PROBLEM TO WORK ON
Decide whether each statement below agrees with the passage on rams' heads, answering yes or no and quoting the deciding words of the passage. (a) The earliest rams' heads can be dated to the third quarter of the sixth century B.C. (b) Rams' heads are among the rarest of pre-Roman amber subjects. (c) Twelve of the Getty examples are dated by style to the sixth century.

DOCUMENT
○ ○ ○ ○ ○

Rams’ Heads

The subject of a ram or ram’s head for adornment, amulets, and amuletic jewelry is age-old, and the animal is one of the earliest to appear in these forms. Rams’ heads are among the most numerous of pre-Roman amber subjects and range considerably in style.1 The earliest ones can be dated to the third quarter of the sixth century B.C., but the first documented examples date to the last decade of the sixth. There are a number from fifth-century contexts and a group from the fourth century. Some, such as (cat. no. 39), are minor masterpieces of Archaic art, while others are vaguely blocked out and defined with schematic scratchings. The differences among the rams’ heads throughout the period of their production suggest that they were made by any number of carvers, some highly skilled, others not, for acquirers from all parts of the Italian peninsula and areas within close sailing distance. The findspots include central and south Italy, two sites in ancient Illyria, and Alalia (Corsica). Many others that can be dated by style to the sixth and fifth centuries have come to light without secure documentation. Of the examples in the Getty collection, three are dated here by style to the sixth century, and twelve examples to the fifth.

○ ○ ○ ○ ○

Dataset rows
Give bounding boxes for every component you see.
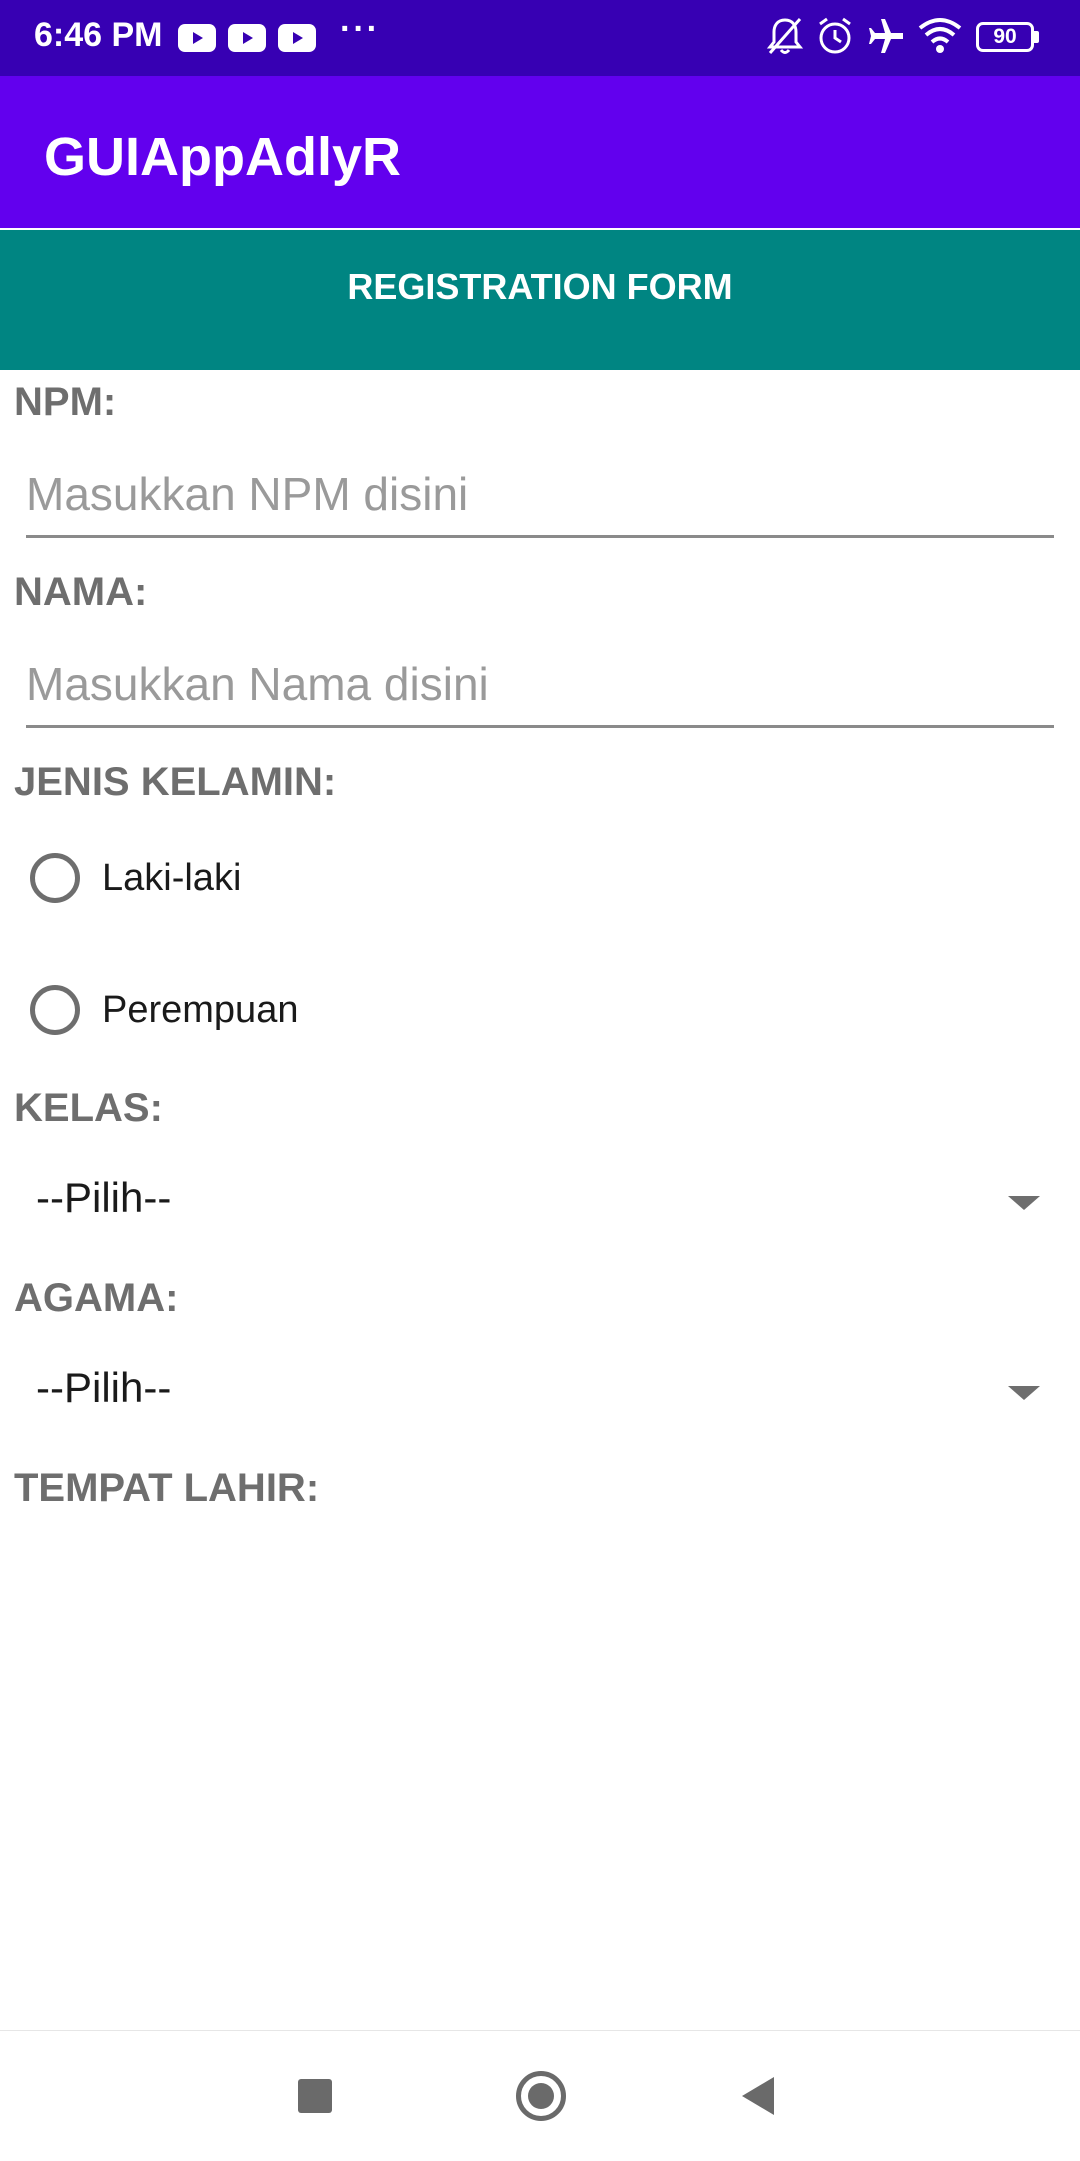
radio-label: Perempuan <box>102 988 299 1031</box>
back-icon[interactable] <box>742 2077 774 2115</box>
npm-input[interactable] <box>26 452 1054 538</box>
battery-level: 90 <box>993 25 1017 48</box>
agama-selected-value: --Pilih-- <box>36 1364 172 1411</box>
gender-label: JENIS KELAMIN: <box>14 760 337 804</box>
youtube-icon <box>278 24 316 52</box>
app-title: GUIAppAdlyR <box>44 127 401 187</box>
alarm-icon <box>819 17 851 54</box>
nama-input[interactable] <box>26 642 1054 728</box>
navigation-bar <box>0 2030 1080 2161</box>
nama-label: NAMA: <box>14 570 148 614</box>
wifi-icon <box>918 18 962 53</box>
airplane-icon <box>869 19 903 53</box>
kelas-dropdown[interactable]: --Pilih-- <box>30 1162 1040 1242</box>
youtube-icon <box>178 24 216 52</box>
kelas-label: KELAS: <box>14 1086 163 1130</box>
radio-button-icon[interactable] <box>30 985 80 1035</box>
status-time: 6:46 PM <box>34 16 163 54</box>
overflow-dots: ··· <box>340 10 380 48</box>
radio-label: Laki-laki <box>102 856 242 899</box>
dropdown-arrow-icon[interactable] <box>1008 1386 1040 1400</box>
radio-button-icon[interactable] <box>30 853 80 903</box>
radio-laki-laki[interactable]: Laki-laki <box>30 848 241 908</box>
agama-dropdown[interactable]: --Pilih-- <box>30 1352 1040 1432</box>
kelas-selected-value: --Pilih-- <box>36 1174 172 1221</box>
dropdown-arrow-icon[interactable] <box>1008 1196 1040 1210</box>
agama-label: AGAMA: <box>14 1276 179 1320</box>
form-header-title: REGISTRATION FORM <box>347 266 733 307</box>
recents-icon[interactable] <box>298 2079 332 2113</box>
npm-label: NPM: <box>14 380 117 424</box>
tempat-lahir-label: TEMPAT LAHIR: <box>14 1466 320 1510</box>
form-header: REGISTRATION FORM <box>0 230 1080 370</box>
bell-off-icon <box>766 18 804 54</box>
app-bar: GUIAppAdlyR <box>0 76 1080 228</box>
youtube-icon <box>228 24 266 52</box>
status-bar: 6:46 PM ··· 90 <box>0 0 1080 76</box>
battery-icon: 90 <box>976 22 1040 54</box>
radio-perempuan[interactable]: Perempuan <box>30 980 298 1040</box>
home-icon[interactable] <box>516 2071 566 2121</box>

○ ○ ○ ○ ○

CORRECT RESULT
(a) Yes: "The earliest ones can be dated to the third quarter of the sixth century B.C."
(b) No: "Rams’ heads are among the most numerous of pre-Roman amber subjects"
(c) No: "three are dated here by style to the sixth century, and twelve examples to the fifth."